> _EXERCISE DIRECTIONS_
Transcribe every entry below word for word, but skip the pictures.

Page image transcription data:

<<<<

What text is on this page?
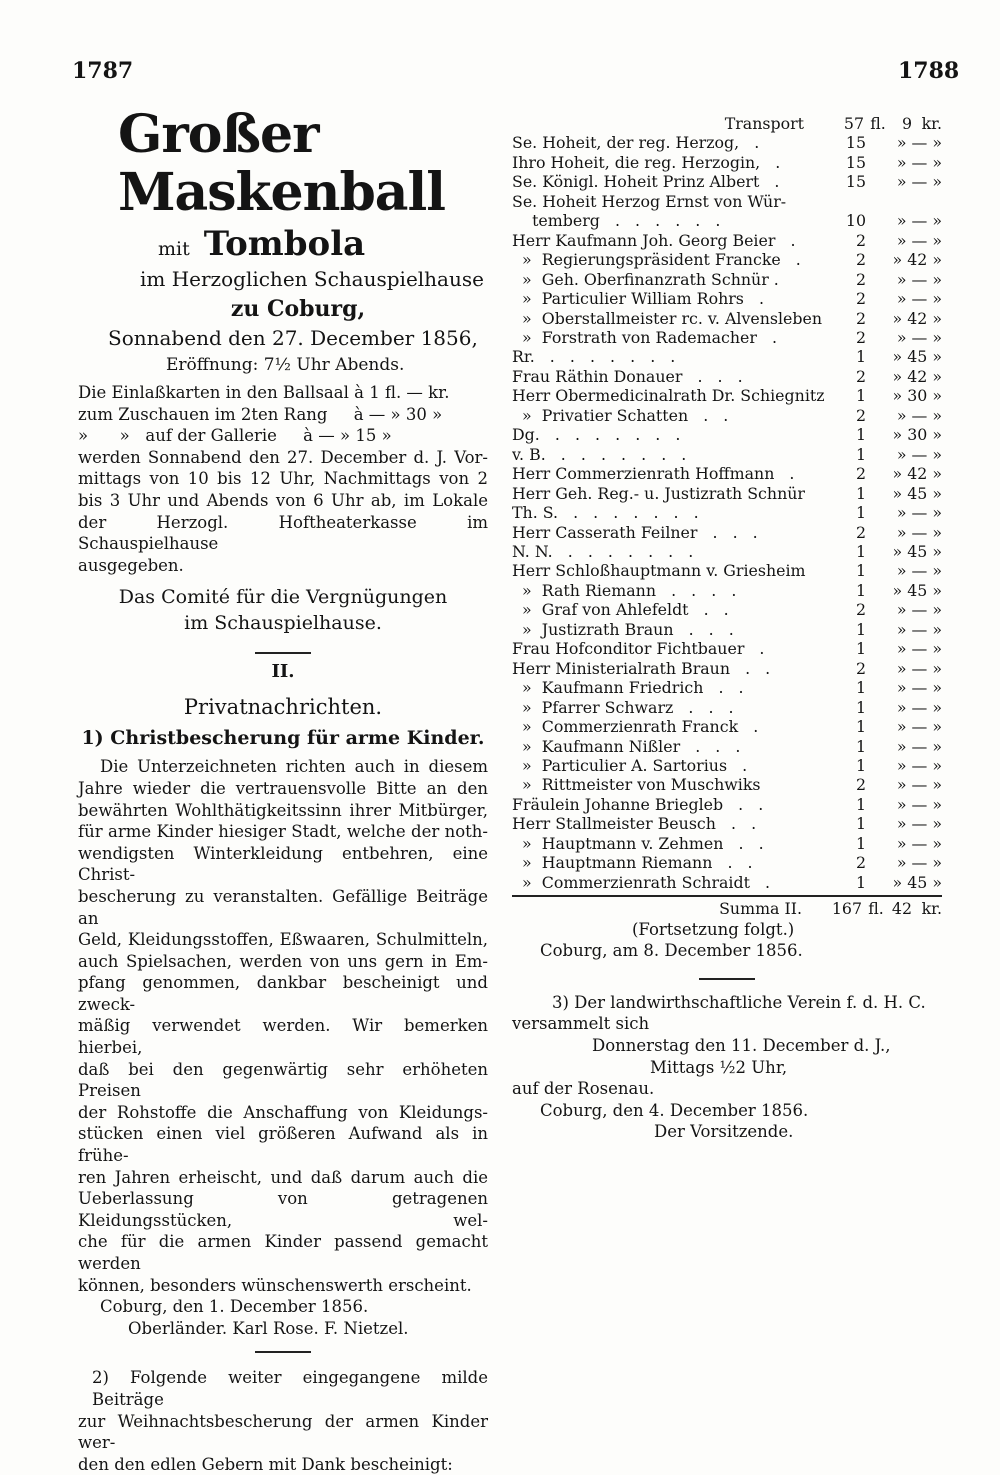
1787	1788
Großer Maskenball
mit Tombola
im Herzoglichen Schauspielhause
zu Coburg,
Sonnabend den 27. December 1856,
Eröffnung: 7½ Uhr Abends.
Die Einlaßkarten in den Ballsaal à 1 fl. — kr.
zum Zuschauen im 2ten Rang     à — » 30 »
»      »   auf der Gallerie     à — » 15 »
werden Sonnabend den 27. December d. J. Vor-
mittags von 10 bis 12 Uhr, Nachmittags von 2
bis 3 Uhr und Abends von 6 Uhr ab, im Lokale
der Herzogl. Hoftheaterkasse im Schauspielhause
ausgegeben.
Das Comité für die Vergnügungen
im Schauspielhause.
II.
Privatnachrichten.
1) Christbescherung für arme Kinder.
Die Unterzeichneten richten auch in diesem
Jahre wieder die vertrauensvolle Bitte an den
bewährten Wohlthätigkeitssinn ihrer Mitbürger,
für arme Kinder hiesiger Stadt, welche der noth-
wendigsten Winterkleidung entbehren, eine Christ-
bescherung zu veranstalten. Gefällige Beiträge an
Geld, Kleidungsstoffen, Eßwaaren, Schulmitteln,
auch Spielsachen, werden von uns gern in Em-
pfang genommen, dankbar bescheinigt und zweck-
mäßig verwendet werden. Wir bemerken hierbei,
daß bei den gegenwärtig sehr erhöheten Preisen
der Rohstoffe die Anschaffung von Kleidungs-
stücken einen viel größeren Aufwand als in frühe-
ren Jahren erheischt, und daß darum auch die
Ueberlassung von getragenen Kleidungsstücken, wel-
che für die armen Kinder passend gemacht werden
können, besonders wünschenswerth erscheint.
Coburg, den 1. December 1856.
Oberländer. Karl Rose. F. Nietzel.
2) Folgende weiter eingegangene milde Beiträge
zur Weihnachtsbescherung der armen Kinder wer-
den den edlen Gebern mit Dank bescheinigt:
Transport	57 fl.	9 kr.
Se. Hoheit, der reg. Herzog,   .	15	» — »
Ihro Hoheit, die reg. Herzogin,   .	15	» — »
Se. Königl. Hoheit Prinz Albert   .	15	» — »
Se. Hoheit Herzog Ernst von Wür-
temberg   .   .   .   .   .   .	10	» — »
Herr Kaufmann Joh. Georg Beier   .	2	» — »
»  Regierungspräsident Francke   .	2	» 42 »
»  Geh. Oberfinanzrath Schnür .	2	» — »
»  Particulier William Rohrs   .	2	» — »
»  Oberstallmeister rc. v. Alvensleben	2	» 42 »
»  Forstrath von Rademacher   .	2	» — »
Rr.   .   .   .   .   .   .   .	1	» 45 »
Frau Räthin Donauer   .   .   .	2	» 42 »
Herr Obermedicinalrath Dr. Schiegnitz	1	» 30 »
»  Privatier Schatten   .   .	2	» — »
Dg.   .   .   .   .   .   .   .	1	» 30 »
v. B.   .   .   .   .   .   .   .	1	» — »
Herr Commerzienrath Hoffmann   .	2	» 42 »
Herr Geh. Reg.- u. Justizrath Schnür	1	» 45 »
Th. S.   .   .   .   .   .   .   .	1	» — »
Herr Casserath Feilner   .   .   .	2	» — »
N. N.   .   .   .   .   .   .   .	1	» 45 »
Herr Schloßhauptmann v. Griesheim	1	» — »
»  Rath Riemann   .   .   .   .	1	» 45 »
»  Graf von Ahlefeldt   .   .	2	» — »
»  Justizrath Braun   .   .   .	1	» — »
Frau Hofconditor Fichtbauer   .	1	» — »
Herr Ministerialrath Braun   .   .	2	» — »
»  Kaufmann Friedrich   .   .	1	» — »
»  Pfarrer Schwarz   .   .   .	1	» — »
»  Commerzienrath Franck   .	1	» — »
»  Kaufmann Nißler   .   .   .	1	» — »
»  Particulier A. Sartorius   .	1	» — »
»  Rittmeister von Muschwiks	2	» — »
Fräulein Johanne Briegleb   .   .	1	» — »
Herr Stallmeister Beusch   .   .	1	» — »
»  Hauptmann v. Zehmen   .   .	1	» — »
»  Hauptmann Riemann   .   .	2	» — »
»  Commerzienrath Schraidt   .	1	» 45 »
Summa II.	167 fl. 42 kr.
(Fortsetzung folgt.)
Coburg, am 8. December 1856.
3) Der landwirthschaftliche Verein f. d. H. C.
versammelt sich
Donnerstag den 11. December d. J.,
Mittags ½2 Uhr,
auf der Rosenau.
Coburg, den 4. December 1856.
Der Vorsitzende.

>>>>

> _RESPONSE_
What text is on this page?
1787	1788
Großer Maskenball
mit Tombola
im Herzoglichen Schauspielhause
zu Coburg,
Sonnabend den 27. December 1856,
Eröffnung: 7½ Uhr Abends.
Die Einlaßkarten in den Ballsaal à 1 fl. — kr.
zum Zuschauen im 2ten Rang     à — » 30 »
»      »   auf der Gallerie     à — » 15 »
werden Sonnabend den 27. December d. J. Vor-
mittags von 10 bis 12 Uhr, Nachmittags von 2
bis 3 Uhr und Abends von 6 Uhr ab, im Lokale
der Herzogl. Hoftheaterkasse im Schauspielhause
ausgegeben.
Das Comité für die Vergnügungen
im Schauspielhause.
II.
Privatnachrichten.
1) Christbescherung für arme Kinder.
Die Unterzeichneten richten auch in diesem
Jahre wieder die vertrauensvolle Bitte an den
bewährten Wohlthätigkeitssinn ihrer Mitbürger,
für arme Kinder hiesiger Stadt, welche der noth-
wendigsten Winterkleidung entbehren, eine Christ-
bescherung zu veranstalten. Gefällige Beiträge an
Geld, Kleidungsstoffen, Eßwaaren, Schulmitteln,
auch Spielsachen, werden von uns gern in Em-
pfang genommen, dankbar bescheinigt und zweck-
mäßig verwendet werden. Wir bemerken hierbei,
daß bei den gegenwärtig sehr erhöheten Preisen
der Rohstoffe die Anschaffung von Kleidungs-
stücken einen viel größeren Aufwand als in frühe-
ren Jahren erheischt, und daß darum auch die
Ueberlassung von getragenen Kleidungsstücken, wel-
che für die armen Kinder passend gemacht werden
können, besonders wünschenswerth erscheint.
Coburg, den 1. December 1856.
Oberländer. Karl Rose. F. Nietzel.
2) Folgende weiter eingegangene milde Beiträge
zur Weihnachtsbescherung der armen Kinder wer-
den den edlen Gebern mit Dank bescheinigt:
Transport	57 fl.	9 kr.
Se. Hoheit, der reg. Herzog,   .	15	» — »
Ihro Hoheit, die reg. Herzogin,   .	15	» — »
Se. Königl. Hoheit Prinz Albert   .	15	» — »
Se. Hoheit Herzog Ernst von Wür-
temberg   .   .   .   .   .   .	10	» — »
Herr Kaufmann Joh. Georg Beier   .	2	» — »
»  Regierungspräsident Francke   .	2	» 42 »
»  Geh. Oberfinanzrath Schnür .	2	» — »
»  Particulier William Rohrs   .	2	» — »
»  Oberstallmeister rc. v. Alvensleben	2	» 42 »
»  Forstrath von Rademacher   .	2	» — »
Rr.   .   .   .   .   .   .   .	1	» 45 »
Frau Räthin Donauer   .   .   .	2	» 42 »
Herr Obermedicinalrath Dr. Schiegnitz	1	» 30 »
»  Privatier Schatten   .   .	2	» — »
Dg.   .   .   .   .   .   .   .	1	» 30 »
v. B.   .   .   .   .   .   .   .	1	» — »
Herr Commerzienrath Hoffmann   .	2	» 42 »
Herr Geh. Reg.- u. Justizrath Schnür	1	» 45 »
Th. S.   .   .   .   .   .   .   .	1	» — »
Herr Casserath Feilner   .   .   .	2	» — »
N. N.   .   .   .   .   .   .   .	1	» 45 »
Herr Schloßhauptmann v. Griesheim	1	» — »
»  Rath Riemann   .   .   .   .	1	» 45 »
»  Graf von Ahlefeldt   .   .	2	» — »
»  Justizrath Braun   .   .   .	1	» — »
Frau Hofconditor Fichtbauer   .	1	» — »
Herr Ministerialrath Braun   .   .	2	» — »
»  Kaufmann Friedrich   .   .	1	» — »
»  Pfarrer Schwarz   .   .   .	1	» — »
»  Commerzienrath Franck   .	1	» — »
»  Kaufmann Nißler   .   .   .	1	» — »
»  Particulier A. Sartorius   .	1	» — »
»  Rittmeister von Muschwiks	2	» — »
Fräulein Johanne Briegleb   .   .	1	» — »
Herr Stallmeister Beusch   .   .	1	» — »
»  Hauptmann v. Zehmen   .   .	1	» — »
»  Hauptmann Riemann   .   .	2	» — »
»  Commerzienrath Schraidt   .	1	» 45 »
Summa II.	167 fl. 42 kr.
(Fortsetzung folgt.)
Coburg, am 8. December 1856.
3) Der landwirthschaftliche Verein f. d. H. C.
versammelt sich
Donnerstag den 11. December d. J.,
Mittags ½2 Uhr,
auf der Rosenau.
Coburg, den 4. December 1856.
Der Vorsitzende.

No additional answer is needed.